■ EXCERPTED RECORDS:
►
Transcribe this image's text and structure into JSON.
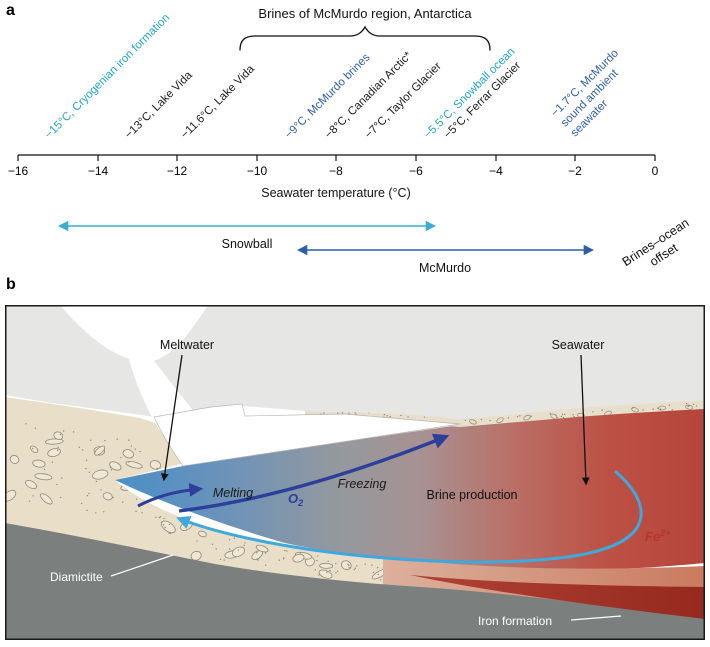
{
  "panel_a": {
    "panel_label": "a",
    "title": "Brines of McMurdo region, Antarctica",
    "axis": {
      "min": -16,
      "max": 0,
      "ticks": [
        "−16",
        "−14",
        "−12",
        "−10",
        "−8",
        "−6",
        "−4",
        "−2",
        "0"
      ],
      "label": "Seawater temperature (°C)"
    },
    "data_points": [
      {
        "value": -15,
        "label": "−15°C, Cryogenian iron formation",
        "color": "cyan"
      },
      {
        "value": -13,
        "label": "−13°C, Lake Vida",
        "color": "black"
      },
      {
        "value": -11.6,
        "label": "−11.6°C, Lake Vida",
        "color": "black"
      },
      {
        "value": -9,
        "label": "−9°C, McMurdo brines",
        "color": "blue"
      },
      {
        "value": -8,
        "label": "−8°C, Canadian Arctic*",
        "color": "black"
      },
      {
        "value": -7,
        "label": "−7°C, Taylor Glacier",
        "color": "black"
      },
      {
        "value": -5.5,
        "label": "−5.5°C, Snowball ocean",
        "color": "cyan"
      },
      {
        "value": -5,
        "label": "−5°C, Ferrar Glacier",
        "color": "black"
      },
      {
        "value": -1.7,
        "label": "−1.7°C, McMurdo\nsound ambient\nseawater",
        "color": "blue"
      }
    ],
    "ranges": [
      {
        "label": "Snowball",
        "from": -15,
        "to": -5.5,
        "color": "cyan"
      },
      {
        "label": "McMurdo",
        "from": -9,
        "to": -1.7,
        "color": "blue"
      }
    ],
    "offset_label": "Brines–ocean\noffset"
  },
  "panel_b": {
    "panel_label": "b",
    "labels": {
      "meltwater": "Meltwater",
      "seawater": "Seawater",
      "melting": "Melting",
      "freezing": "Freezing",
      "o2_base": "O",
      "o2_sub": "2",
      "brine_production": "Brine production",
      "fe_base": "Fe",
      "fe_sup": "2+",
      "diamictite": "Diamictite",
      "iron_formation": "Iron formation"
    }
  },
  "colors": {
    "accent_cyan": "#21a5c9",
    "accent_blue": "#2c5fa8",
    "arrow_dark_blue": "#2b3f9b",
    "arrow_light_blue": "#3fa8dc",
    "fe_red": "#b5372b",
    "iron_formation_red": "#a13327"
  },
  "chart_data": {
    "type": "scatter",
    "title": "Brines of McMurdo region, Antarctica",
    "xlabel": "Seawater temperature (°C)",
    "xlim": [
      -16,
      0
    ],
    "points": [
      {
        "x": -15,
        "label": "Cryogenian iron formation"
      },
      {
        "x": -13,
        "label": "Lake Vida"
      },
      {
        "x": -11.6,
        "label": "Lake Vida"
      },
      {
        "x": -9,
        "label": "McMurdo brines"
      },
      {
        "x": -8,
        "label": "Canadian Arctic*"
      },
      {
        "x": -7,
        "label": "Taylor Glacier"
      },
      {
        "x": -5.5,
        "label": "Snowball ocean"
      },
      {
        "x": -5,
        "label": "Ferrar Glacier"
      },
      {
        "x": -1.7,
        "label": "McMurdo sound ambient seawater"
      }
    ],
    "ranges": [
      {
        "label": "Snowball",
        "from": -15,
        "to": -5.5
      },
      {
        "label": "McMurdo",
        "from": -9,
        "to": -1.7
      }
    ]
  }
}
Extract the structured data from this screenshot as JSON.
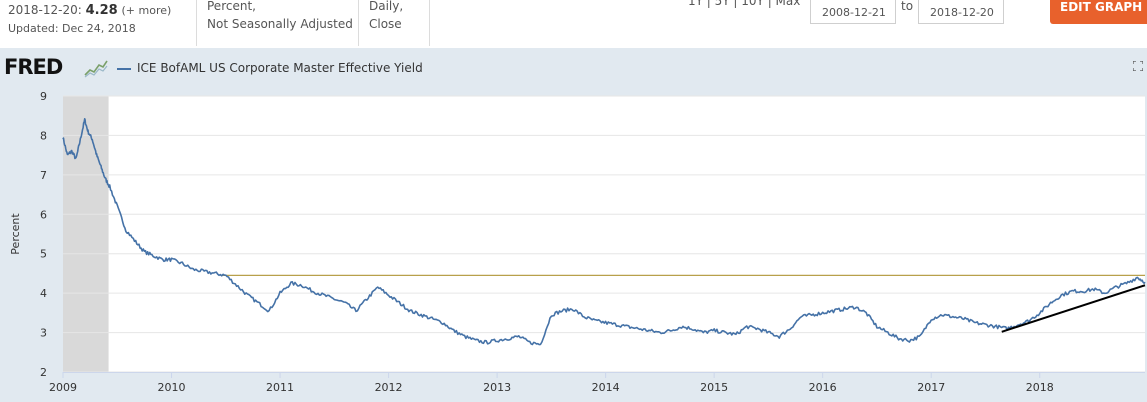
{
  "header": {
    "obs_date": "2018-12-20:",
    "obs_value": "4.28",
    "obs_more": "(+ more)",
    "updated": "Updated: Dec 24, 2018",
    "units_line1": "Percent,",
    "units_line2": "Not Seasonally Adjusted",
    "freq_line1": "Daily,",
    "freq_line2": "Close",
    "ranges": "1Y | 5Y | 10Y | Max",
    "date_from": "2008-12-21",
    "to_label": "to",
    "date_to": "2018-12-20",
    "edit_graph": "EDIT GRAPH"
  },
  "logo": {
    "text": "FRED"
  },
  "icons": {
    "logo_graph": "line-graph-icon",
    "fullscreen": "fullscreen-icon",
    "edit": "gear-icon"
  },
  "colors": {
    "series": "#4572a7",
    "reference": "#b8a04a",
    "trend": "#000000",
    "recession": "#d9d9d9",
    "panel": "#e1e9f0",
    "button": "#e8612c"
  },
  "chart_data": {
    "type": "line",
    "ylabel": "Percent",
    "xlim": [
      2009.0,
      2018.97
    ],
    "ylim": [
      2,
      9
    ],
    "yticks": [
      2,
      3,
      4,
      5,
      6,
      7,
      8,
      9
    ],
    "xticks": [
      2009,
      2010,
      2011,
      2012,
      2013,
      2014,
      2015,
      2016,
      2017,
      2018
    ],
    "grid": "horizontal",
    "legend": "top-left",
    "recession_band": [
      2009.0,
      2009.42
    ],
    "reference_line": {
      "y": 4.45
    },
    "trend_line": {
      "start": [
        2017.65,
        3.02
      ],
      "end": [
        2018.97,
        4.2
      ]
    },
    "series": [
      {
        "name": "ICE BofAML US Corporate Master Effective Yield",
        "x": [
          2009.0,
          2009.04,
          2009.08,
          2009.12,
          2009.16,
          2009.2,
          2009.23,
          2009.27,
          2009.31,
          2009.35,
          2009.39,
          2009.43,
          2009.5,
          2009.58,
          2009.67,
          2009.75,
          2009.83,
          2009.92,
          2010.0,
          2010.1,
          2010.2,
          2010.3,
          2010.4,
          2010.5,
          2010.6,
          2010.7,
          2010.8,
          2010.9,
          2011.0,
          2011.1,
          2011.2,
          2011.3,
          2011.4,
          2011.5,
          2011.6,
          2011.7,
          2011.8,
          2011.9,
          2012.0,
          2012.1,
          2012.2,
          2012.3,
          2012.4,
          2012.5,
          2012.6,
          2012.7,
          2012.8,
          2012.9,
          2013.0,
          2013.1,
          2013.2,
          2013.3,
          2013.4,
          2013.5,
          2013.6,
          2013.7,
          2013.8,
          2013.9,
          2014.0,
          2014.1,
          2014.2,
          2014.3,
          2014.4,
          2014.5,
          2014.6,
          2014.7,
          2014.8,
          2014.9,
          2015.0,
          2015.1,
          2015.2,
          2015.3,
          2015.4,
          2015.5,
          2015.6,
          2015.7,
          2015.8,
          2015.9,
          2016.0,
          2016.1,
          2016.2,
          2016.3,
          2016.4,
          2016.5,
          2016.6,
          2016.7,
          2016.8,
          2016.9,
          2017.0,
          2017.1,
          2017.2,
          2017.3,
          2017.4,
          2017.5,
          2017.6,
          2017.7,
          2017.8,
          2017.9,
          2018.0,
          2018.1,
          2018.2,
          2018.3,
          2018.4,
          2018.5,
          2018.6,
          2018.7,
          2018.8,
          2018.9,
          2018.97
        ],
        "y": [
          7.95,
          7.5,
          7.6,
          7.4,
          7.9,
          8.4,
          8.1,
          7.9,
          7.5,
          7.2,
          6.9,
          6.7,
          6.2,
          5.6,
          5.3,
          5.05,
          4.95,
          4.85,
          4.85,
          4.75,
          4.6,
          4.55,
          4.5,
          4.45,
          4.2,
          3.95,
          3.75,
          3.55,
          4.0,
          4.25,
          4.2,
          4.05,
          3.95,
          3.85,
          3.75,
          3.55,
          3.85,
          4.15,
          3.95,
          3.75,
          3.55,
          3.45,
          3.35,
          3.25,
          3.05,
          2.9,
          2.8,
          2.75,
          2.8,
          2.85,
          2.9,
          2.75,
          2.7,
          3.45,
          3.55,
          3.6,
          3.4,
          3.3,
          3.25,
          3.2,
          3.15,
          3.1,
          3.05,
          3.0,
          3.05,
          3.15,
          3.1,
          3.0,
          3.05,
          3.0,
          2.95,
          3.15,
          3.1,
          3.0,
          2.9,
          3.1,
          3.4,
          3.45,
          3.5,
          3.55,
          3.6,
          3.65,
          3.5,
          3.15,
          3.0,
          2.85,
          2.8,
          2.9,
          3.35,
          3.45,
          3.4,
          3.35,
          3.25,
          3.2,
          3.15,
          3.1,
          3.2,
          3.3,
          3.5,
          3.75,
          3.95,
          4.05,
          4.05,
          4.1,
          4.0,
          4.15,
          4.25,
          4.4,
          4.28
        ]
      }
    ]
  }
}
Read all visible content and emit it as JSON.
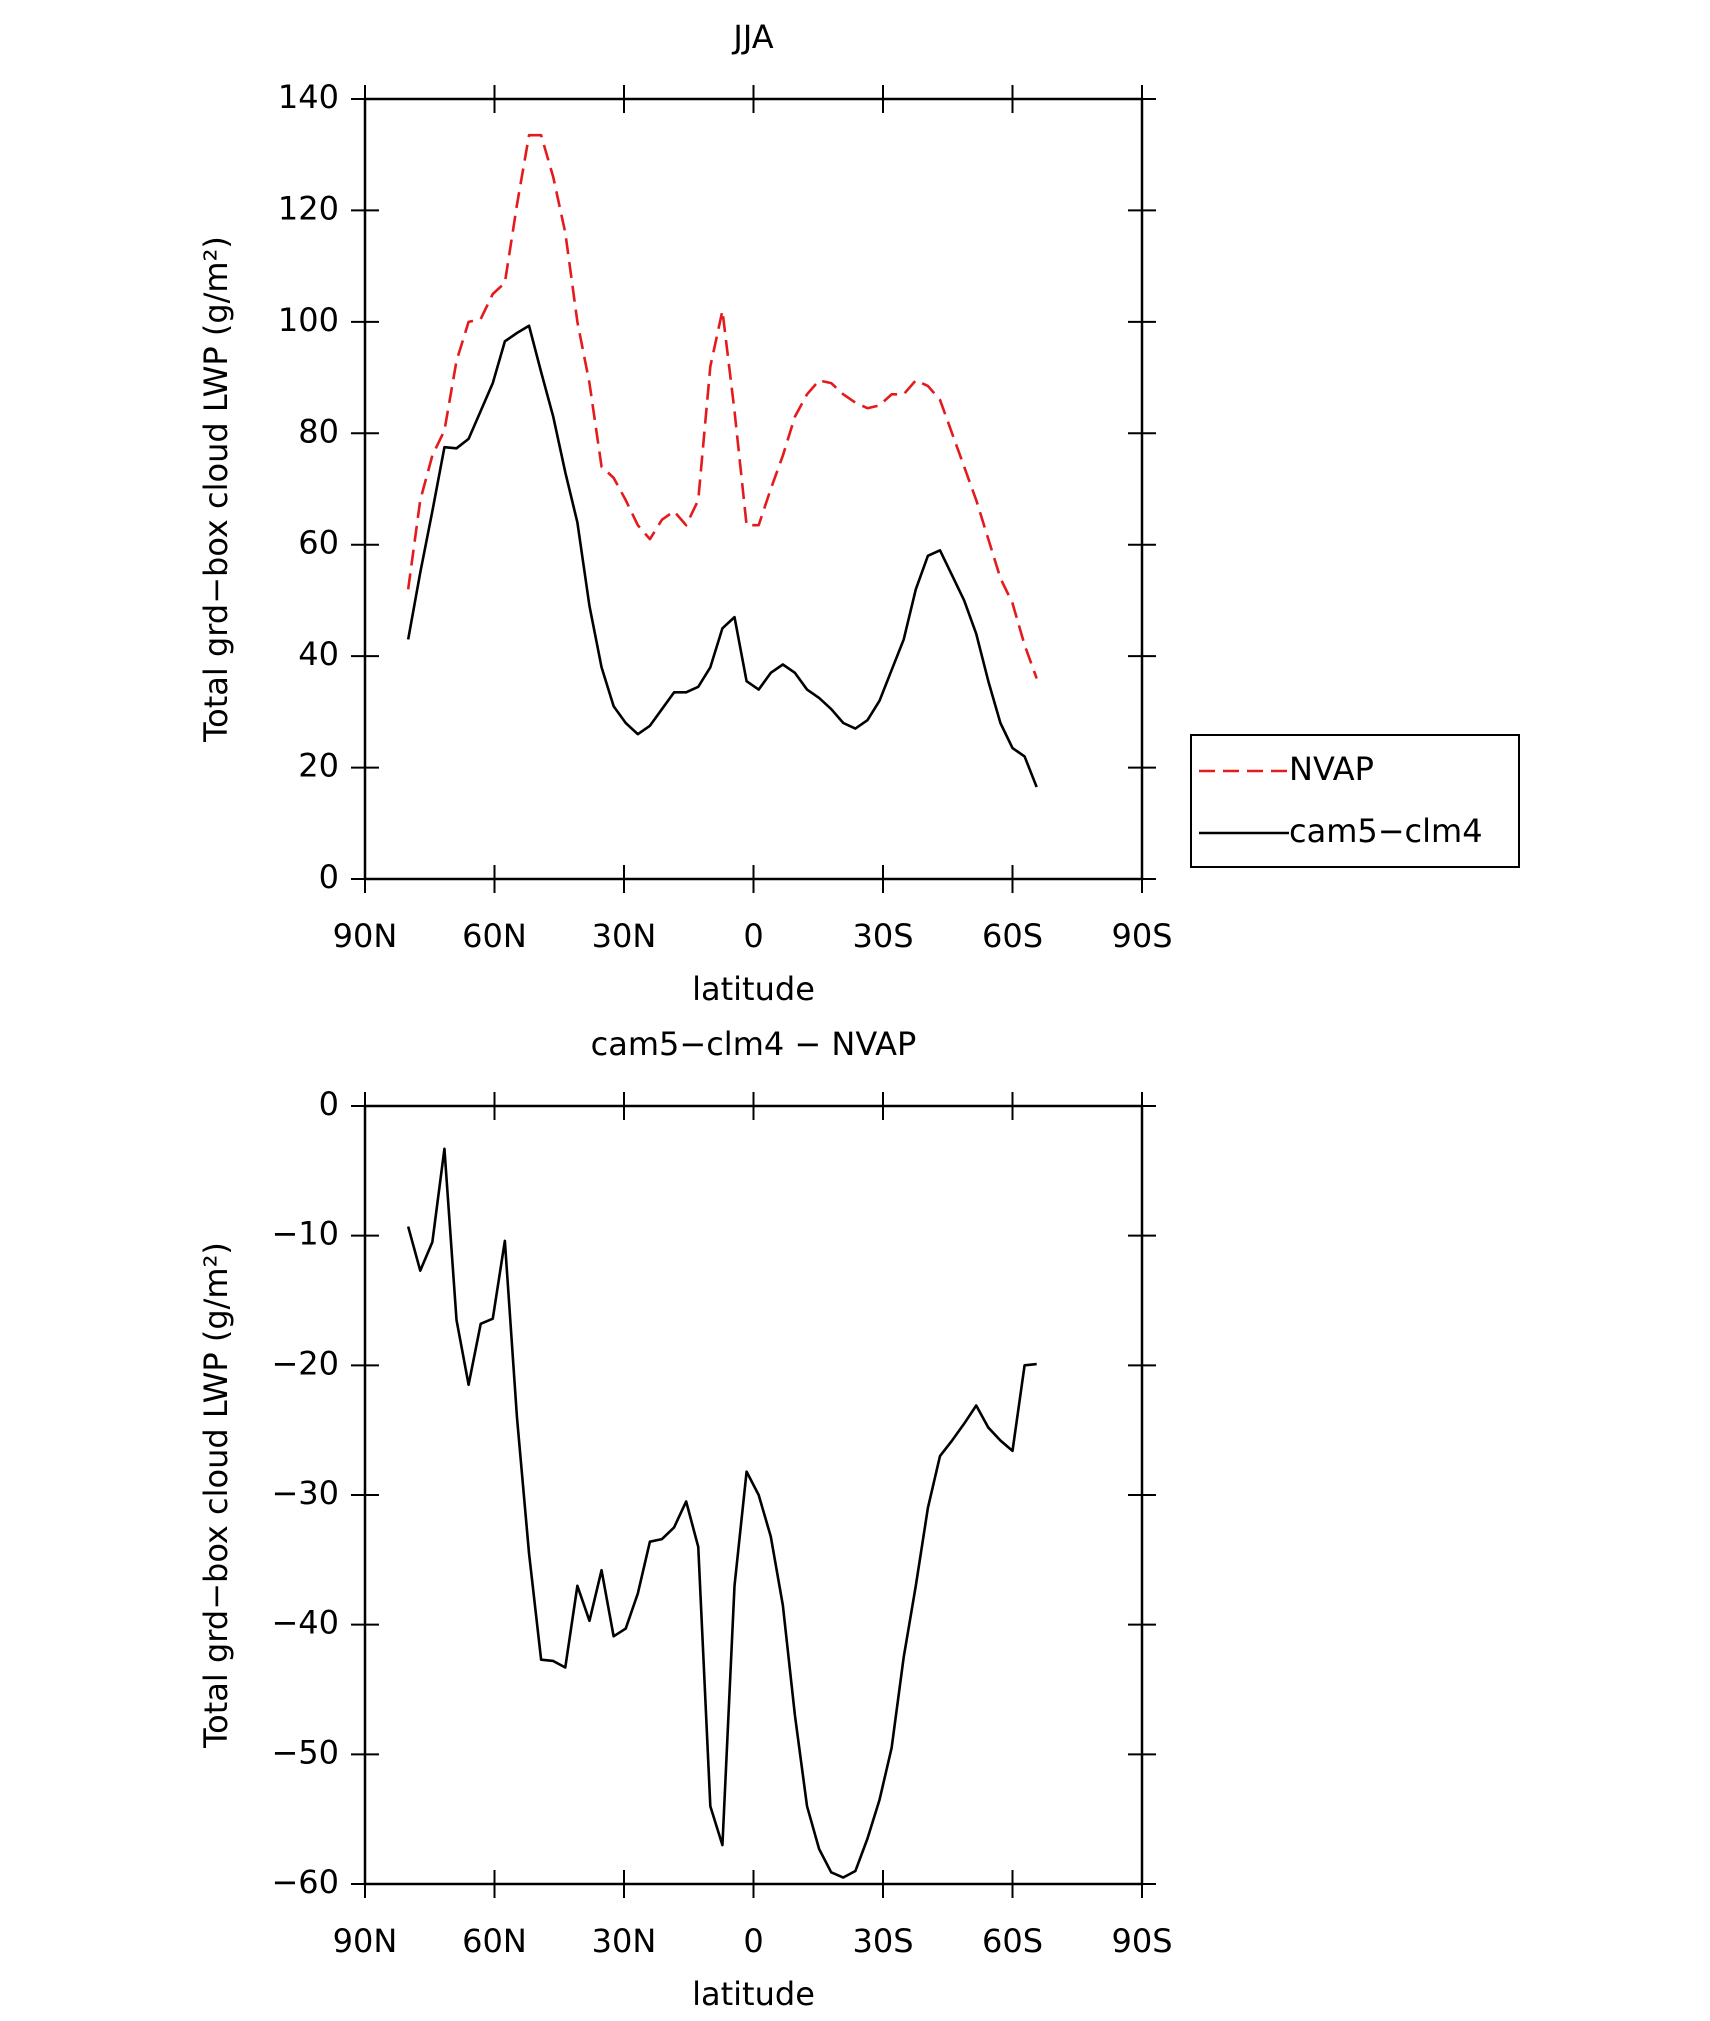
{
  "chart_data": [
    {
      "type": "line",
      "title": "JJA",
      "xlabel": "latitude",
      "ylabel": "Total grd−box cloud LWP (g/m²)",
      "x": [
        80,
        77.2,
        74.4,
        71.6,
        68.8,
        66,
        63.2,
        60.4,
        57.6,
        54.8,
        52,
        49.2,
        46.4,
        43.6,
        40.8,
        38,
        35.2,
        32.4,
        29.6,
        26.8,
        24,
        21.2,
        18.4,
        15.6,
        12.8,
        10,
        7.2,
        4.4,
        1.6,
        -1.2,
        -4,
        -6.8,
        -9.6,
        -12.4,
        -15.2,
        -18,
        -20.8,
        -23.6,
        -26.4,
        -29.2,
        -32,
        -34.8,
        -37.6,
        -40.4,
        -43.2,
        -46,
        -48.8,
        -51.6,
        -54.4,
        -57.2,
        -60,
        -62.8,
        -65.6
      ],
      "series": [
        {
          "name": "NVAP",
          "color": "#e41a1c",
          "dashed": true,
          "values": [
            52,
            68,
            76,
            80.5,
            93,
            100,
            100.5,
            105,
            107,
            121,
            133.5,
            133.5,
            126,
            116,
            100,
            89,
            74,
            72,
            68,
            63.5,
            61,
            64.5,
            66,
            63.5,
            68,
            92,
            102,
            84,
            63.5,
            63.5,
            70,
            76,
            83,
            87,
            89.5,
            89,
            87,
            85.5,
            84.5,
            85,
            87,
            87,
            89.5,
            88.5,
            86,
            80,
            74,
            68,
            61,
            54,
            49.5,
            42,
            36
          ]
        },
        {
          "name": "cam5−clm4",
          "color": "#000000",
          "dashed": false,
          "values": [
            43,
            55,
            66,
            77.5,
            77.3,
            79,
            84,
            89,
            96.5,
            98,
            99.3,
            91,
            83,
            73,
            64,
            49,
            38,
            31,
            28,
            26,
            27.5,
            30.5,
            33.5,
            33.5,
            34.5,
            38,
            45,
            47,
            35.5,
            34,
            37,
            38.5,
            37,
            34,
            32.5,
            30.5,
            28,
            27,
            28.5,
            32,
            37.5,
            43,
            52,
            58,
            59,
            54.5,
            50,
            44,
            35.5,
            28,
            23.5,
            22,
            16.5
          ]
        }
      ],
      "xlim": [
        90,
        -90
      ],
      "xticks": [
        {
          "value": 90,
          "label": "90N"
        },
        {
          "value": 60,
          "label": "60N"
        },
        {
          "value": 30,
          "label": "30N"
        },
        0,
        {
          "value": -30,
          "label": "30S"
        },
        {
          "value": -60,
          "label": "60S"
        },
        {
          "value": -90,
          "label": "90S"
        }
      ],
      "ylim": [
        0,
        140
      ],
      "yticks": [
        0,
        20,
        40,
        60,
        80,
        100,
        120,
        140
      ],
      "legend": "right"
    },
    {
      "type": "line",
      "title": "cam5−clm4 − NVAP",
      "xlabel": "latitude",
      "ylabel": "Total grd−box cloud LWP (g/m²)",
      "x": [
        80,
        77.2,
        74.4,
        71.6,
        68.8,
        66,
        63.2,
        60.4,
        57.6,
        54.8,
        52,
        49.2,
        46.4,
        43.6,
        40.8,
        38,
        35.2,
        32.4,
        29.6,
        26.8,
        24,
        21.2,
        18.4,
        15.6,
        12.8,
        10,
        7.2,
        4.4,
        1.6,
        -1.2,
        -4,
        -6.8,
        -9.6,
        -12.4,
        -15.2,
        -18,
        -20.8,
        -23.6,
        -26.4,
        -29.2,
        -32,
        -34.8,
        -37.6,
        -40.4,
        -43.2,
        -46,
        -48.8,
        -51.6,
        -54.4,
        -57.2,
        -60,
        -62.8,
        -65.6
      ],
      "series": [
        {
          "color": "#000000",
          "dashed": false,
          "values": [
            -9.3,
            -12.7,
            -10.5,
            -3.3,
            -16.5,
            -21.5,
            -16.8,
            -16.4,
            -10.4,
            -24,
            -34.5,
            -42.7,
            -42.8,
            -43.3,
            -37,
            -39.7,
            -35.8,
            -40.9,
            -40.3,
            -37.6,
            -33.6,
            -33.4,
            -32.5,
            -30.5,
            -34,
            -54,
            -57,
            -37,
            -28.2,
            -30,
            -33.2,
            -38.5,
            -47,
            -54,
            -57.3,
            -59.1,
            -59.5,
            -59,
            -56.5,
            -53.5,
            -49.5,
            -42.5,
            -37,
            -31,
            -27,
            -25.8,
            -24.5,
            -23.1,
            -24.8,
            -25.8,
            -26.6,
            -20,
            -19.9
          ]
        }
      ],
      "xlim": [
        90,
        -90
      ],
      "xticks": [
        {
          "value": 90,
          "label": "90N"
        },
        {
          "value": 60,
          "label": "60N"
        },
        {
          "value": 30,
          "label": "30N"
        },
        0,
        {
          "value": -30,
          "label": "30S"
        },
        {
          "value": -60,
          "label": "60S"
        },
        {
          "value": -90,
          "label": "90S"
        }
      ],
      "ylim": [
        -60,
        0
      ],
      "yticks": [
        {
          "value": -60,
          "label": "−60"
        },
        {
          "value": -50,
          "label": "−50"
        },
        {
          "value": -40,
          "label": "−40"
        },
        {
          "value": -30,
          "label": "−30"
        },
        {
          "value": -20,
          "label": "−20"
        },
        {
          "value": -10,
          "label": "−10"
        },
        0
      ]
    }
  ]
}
◄
■ WORK INSTRUCTIONS: Go through the records and show every line with the string "title" in it.

■ FINISHED ANSWER:
    "title": "Brines of McMurdo region, Antarctica",
    "title": "Brines of McMurdo region, Antarctica",
      "title": "JJA",
      "title": "cam5−clm4 − NVAP",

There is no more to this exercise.